### PROBLEM TO SOLVE
Copy each line below that includes "this".

Stored data:
-- begin --
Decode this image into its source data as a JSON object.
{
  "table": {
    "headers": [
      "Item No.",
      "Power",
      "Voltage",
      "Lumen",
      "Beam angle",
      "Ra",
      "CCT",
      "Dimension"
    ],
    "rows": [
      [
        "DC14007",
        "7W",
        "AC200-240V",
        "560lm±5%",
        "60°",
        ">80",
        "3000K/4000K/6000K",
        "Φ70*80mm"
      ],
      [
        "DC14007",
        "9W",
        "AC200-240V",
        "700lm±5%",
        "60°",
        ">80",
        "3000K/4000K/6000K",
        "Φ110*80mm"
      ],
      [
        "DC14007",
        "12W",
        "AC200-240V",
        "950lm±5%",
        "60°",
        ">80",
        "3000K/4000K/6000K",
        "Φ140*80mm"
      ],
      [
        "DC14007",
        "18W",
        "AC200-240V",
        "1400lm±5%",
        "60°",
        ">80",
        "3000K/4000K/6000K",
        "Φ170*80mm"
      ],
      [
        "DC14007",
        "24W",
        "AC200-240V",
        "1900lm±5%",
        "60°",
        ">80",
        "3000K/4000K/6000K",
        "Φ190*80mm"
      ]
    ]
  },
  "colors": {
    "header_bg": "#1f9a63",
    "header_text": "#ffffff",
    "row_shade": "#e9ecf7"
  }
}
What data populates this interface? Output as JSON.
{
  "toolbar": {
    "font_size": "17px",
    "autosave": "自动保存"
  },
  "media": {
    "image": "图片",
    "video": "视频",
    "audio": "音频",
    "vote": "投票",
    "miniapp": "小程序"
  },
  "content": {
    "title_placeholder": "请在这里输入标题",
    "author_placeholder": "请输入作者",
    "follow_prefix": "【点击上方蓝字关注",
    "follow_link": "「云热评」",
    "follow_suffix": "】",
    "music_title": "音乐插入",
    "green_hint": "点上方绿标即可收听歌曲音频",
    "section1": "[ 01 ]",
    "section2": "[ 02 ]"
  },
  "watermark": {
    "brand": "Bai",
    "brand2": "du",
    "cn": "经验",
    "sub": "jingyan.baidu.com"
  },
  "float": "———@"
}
-- end --
### EXERCISE ANSWER
Decode this image into its source data as a JSON object.
What data populates this interface? Output as JSON.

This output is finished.